— Begin —

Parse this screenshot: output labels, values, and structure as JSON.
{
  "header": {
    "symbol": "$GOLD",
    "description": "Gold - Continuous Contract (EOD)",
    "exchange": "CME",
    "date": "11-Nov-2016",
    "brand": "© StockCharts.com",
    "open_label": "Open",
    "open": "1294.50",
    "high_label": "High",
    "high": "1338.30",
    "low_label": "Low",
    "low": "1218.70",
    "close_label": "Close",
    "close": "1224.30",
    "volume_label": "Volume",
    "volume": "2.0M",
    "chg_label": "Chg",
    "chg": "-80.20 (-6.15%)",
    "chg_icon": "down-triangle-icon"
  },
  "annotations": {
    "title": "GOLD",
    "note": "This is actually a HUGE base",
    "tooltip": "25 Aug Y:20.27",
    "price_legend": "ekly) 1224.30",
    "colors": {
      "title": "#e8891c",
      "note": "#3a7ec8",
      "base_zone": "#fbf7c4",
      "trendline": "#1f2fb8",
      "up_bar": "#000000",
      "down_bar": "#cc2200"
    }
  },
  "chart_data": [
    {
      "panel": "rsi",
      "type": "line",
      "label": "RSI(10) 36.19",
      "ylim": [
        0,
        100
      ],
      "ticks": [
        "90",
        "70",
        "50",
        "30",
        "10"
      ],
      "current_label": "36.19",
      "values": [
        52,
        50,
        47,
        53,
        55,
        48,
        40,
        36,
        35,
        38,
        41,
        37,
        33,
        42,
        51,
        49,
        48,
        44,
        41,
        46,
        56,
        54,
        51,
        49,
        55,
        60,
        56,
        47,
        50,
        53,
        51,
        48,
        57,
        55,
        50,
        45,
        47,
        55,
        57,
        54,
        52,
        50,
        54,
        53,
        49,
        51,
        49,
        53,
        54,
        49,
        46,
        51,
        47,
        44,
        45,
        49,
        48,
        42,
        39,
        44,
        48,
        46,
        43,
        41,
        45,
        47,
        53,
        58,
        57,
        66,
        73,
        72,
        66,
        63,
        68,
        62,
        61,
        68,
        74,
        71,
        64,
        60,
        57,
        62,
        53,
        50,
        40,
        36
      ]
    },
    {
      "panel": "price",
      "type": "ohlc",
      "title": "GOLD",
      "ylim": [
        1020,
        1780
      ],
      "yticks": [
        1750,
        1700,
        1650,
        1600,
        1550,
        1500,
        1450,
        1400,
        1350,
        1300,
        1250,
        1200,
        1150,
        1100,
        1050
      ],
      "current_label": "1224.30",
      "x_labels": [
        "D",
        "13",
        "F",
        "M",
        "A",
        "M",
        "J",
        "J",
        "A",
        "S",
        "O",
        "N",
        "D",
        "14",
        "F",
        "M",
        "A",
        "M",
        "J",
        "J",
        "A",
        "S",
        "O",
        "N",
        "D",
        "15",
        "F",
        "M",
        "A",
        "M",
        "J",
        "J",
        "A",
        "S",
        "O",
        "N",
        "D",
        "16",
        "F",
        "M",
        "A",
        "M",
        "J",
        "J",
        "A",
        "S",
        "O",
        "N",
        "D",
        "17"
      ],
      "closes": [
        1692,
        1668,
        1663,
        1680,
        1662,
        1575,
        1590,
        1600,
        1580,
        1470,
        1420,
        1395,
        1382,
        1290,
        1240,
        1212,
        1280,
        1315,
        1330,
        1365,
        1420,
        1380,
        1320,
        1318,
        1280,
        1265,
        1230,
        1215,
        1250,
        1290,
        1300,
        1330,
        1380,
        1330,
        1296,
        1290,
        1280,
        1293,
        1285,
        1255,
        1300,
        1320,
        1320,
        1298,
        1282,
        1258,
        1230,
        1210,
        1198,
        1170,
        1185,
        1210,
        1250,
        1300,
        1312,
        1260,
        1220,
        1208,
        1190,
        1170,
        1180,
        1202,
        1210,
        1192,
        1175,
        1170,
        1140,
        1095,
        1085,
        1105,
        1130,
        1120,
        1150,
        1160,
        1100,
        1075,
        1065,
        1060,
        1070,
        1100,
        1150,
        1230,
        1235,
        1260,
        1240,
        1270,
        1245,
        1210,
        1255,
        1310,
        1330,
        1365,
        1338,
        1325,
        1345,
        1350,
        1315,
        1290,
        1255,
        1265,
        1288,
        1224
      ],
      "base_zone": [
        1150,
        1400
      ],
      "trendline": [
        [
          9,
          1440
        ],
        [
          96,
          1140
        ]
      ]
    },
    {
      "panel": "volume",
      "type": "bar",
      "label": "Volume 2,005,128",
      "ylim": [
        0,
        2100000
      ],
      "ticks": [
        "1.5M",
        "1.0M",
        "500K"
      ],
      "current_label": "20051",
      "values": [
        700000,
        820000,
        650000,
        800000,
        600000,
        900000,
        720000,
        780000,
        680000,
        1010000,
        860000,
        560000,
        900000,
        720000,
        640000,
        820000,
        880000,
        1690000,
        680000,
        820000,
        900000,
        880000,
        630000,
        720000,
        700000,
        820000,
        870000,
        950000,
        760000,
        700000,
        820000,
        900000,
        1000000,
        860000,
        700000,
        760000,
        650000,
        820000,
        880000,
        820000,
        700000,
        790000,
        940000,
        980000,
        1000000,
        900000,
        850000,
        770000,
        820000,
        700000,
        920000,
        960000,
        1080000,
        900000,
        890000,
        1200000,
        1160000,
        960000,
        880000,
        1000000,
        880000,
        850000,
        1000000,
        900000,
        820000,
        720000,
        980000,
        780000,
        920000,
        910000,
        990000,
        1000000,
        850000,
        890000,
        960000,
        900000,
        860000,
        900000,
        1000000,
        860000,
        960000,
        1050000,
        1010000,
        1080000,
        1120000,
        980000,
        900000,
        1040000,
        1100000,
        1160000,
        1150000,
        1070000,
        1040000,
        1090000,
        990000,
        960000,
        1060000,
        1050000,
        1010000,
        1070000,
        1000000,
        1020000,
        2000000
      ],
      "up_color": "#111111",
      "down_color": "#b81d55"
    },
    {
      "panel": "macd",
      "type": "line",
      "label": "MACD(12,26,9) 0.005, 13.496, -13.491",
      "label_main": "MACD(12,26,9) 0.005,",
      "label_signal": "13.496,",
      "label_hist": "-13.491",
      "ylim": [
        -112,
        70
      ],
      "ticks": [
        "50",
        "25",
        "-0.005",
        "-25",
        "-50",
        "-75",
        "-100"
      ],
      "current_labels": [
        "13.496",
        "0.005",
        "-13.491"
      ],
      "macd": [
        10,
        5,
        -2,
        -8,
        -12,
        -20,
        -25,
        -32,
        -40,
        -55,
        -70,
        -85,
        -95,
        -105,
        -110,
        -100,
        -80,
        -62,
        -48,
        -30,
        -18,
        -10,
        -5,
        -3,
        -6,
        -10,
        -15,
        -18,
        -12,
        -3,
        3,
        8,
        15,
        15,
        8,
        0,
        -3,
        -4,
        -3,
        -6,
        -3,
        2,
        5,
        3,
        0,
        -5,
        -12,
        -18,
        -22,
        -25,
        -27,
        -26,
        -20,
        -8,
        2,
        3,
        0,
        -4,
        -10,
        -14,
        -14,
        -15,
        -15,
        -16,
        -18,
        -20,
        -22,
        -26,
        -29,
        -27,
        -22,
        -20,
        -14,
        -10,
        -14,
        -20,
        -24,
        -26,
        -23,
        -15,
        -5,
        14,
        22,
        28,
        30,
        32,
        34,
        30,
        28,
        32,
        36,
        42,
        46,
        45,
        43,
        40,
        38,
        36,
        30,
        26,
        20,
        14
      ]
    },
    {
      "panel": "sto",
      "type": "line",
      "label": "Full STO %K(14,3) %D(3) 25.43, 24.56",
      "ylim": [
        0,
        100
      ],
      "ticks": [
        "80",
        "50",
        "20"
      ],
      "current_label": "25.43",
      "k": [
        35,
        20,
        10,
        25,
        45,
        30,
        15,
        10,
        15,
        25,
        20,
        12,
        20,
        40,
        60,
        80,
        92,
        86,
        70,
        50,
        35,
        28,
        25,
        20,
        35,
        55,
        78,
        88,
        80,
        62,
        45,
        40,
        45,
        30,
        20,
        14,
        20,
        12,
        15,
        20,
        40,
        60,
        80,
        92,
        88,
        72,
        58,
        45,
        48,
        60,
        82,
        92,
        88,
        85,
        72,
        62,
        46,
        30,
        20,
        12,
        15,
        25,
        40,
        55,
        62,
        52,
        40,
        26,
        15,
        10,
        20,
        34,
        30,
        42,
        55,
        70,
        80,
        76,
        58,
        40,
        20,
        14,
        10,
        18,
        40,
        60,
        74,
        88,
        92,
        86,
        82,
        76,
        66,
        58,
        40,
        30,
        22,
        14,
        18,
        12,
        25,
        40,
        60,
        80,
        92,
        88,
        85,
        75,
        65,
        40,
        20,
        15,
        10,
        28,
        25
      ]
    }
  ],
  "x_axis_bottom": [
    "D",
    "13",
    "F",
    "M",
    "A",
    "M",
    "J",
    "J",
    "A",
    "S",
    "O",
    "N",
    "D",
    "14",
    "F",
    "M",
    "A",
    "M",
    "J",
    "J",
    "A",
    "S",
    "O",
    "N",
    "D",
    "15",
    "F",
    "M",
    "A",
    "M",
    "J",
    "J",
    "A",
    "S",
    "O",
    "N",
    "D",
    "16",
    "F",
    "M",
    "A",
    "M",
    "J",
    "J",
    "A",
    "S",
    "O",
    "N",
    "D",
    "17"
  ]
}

— End —

__Exercise__. How many lines in the records above contain the word "note"? Reply with the number and nothing more.

__Solved problem__. 2